- [The task]
Pick out each line containing the string "ألحق" and copy it.

- [Entries shown]
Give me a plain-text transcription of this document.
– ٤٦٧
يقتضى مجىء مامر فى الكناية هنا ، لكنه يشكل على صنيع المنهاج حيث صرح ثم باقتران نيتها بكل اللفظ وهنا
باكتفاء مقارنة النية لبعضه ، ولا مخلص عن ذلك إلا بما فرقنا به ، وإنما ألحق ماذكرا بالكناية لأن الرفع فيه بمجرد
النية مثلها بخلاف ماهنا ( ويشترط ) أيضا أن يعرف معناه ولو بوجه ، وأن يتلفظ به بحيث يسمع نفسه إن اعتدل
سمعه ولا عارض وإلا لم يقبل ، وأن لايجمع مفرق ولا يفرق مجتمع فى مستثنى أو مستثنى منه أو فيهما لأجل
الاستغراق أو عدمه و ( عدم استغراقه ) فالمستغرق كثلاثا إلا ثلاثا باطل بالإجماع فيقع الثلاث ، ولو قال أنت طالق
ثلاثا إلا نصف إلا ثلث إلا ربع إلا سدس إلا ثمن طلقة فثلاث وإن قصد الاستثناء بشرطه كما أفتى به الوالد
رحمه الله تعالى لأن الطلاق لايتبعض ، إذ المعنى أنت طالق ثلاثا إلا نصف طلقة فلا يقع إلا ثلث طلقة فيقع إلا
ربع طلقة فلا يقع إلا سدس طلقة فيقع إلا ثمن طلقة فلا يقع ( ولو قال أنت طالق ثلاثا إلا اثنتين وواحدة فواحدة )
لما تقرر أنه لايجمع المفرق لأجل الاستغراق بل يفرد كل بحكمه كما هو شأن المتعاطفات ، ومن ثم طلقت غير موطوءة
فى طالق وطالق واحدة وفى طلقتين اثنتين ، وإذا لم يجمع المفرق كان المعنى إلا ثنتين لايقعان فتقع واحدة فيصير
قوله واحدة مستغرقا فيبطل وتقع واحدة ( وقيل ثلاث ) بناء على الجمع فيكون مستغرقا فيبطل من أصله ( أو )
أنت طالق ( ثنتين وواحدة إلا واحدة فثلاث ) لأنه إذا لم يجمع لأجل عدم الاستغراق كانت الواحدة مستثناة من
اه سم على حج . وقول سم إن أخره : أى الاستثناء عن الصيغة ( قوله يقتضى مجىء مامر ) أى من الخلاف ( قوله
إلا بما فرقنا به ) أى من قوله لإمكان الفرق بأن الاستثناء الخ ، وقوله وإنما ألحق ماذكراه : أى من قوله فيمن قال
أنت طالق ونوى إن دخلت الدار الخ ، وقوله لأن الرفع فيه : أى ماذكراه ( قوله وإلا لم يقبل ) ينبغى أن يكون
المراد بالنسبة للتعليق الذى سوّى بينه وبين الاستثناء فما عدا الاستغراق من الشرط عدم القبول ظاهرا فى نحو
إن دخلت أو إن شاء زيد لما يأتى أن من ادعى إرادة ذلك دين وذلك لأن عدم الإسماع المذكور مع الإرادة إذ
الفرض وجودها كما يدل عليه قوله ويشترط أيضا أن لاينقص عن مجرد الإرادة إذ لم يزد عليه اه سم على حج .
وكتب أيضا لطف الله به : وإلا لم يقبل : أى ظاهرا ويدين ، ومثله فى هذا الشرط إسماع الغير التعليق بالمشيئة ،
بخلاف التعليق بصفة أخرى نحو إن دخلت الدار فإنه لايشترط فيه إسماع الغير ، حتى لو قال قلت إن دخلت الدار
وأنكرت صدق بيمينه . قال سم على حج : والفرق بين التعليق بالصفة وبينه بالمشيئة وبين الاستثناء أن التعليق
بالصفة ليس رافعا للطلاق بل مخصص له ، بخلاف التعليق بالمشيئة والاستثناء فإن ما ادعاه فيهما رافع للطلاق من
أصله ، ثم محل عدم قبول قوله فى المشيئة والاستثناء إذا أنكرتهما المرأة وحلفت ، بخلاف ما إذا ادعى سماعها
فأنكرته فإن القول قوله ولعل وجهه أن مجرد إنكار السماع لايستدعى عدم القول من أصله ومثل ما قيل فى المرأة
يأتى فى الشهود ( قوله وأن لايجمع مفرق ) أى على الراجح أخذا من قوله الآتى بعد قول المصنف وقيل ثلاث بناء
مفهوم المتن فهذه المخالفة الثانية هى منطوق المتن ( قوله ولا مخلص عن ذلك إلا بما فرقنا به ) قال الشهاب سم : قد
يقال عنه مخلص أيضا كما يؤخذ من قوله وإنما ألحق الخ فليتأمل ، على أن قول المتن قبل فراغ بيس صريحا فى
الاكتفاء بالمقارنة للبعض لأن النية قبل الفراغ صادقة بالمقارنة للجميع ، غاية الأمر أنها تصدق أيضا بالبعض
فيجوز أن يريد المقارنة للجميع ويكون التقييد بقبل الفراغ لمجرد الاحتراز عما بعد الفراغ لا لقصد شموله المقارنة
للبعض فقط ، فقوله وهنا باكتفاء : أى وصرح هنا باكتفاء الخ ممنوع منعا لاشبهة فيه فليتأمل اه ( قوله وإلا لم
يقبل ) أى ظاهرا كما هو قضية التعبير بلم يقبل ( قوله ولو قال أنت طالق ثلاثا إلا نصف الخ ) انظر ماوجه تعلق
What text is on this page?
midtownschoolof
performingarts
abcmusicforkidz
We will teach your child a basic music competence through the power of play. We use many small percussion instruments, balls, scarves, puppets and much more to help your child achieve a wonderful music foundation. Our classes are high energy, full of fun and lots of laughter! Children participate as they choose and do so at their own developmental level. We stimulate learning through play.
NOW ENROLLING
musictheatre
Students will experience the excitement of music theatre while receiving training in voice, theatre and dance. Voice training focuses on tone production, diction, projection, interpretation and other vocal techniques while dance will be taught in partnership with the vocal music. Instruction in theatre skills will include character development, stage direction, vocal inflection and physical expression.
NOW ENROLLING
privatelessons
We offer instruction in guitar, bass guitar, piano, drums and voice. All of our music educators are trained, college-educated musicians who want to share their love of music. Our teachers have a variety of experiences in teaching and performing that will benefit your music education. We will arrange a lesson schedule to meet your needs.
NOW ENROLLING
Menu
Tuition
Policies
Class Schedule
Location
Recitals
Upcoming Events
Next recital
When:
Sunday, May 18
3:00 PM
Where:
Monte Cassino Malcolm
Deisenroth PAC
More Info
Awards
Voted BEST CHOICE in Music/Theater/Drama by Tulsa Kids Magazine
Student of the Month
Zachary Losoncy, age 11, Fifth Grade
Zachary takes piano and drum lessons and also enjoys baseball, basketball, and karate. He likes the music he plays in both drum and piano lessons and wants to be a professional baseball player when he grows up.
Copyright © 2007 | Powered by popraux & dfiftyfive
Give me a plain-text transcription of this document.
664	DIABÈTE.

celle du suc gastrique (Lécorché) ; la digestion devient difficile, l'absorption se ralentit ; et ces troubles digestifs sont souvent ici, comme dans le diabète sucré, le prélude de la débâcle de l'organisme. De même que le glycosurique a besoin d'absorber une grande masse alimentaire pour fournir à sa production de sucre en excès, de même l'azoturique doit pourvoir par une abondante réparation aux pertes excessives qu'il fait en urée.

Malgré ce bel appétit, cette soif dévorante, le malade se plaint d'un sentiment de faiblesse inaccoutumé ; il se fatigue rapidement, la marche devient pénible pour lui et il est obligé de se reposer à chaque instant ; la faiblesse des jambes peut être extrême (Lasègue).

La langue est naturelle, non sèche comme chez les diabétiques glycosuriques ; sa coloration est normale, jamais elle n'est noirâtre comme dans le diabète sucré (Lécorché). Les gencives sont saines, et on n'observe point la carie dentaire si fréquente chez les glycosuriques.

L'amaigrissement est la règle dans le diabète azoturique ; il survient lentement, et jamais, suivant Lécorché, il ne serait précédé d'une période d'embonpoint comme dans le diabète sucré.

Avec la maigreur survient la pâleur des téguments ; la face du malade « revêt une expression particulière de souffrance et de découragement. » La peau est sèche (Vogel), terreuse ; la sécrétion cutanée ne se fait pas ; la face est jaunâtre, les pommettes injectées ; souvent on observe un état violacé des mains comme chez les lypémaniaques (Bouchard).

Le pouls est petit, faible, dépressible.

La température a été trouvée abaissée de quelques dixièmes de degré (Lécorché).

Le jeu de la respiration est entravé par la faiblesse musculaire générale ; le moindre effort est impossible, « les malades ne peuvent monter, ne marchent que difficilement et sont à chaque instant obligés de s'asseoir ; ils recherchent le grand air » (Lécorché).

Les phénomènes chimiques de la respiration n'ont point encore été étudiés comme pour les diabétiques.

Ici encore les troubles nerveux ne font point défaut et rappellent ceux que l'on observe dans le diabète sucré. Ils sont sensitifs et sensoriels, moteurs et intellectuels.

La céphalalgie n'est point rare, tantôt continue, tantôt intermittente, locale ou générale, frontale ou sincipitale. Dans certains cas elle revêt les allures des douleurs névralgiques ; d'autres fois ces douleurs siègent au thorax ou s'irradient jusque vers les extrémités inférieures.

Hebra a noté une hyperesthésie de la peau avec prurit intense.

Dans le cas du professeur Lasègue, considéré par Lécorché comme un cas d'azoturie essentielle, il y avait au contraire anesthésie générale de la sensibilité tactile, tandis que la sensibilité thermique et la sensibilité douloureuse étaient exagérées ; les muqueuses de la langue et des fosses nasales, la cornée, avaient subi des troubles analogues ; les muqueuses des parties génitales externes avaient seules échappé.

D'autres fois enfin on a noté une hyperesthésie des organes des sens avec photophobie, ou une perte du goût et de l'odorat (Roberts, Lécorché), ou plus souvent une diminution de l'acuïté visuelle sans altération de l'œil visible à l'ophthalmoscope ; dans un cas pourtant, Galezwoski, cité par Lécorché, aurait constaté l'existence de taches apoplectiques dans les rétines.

- [The result]
باكتفاء مقارنة النية لبعضه ، ولا مخلص عن ذلك إلا بما فرقنا به ، وإنما ألحق ماذكرا بالكناية لأن الرفع فيه بمجرد
إلا بما فرقنا به ) أى من قوله لإمكان الفرق بأن الاستثناء الخ ، وقوله وإنما ألحق ماذكراه : أى من قوله فيمن قال
يقال عنه مخلص أيضا كما يؤخذ من قوله وإنما ألحق الخ فليتأمل ، على أن قول المتن قبل فراغ بيس صريحا فى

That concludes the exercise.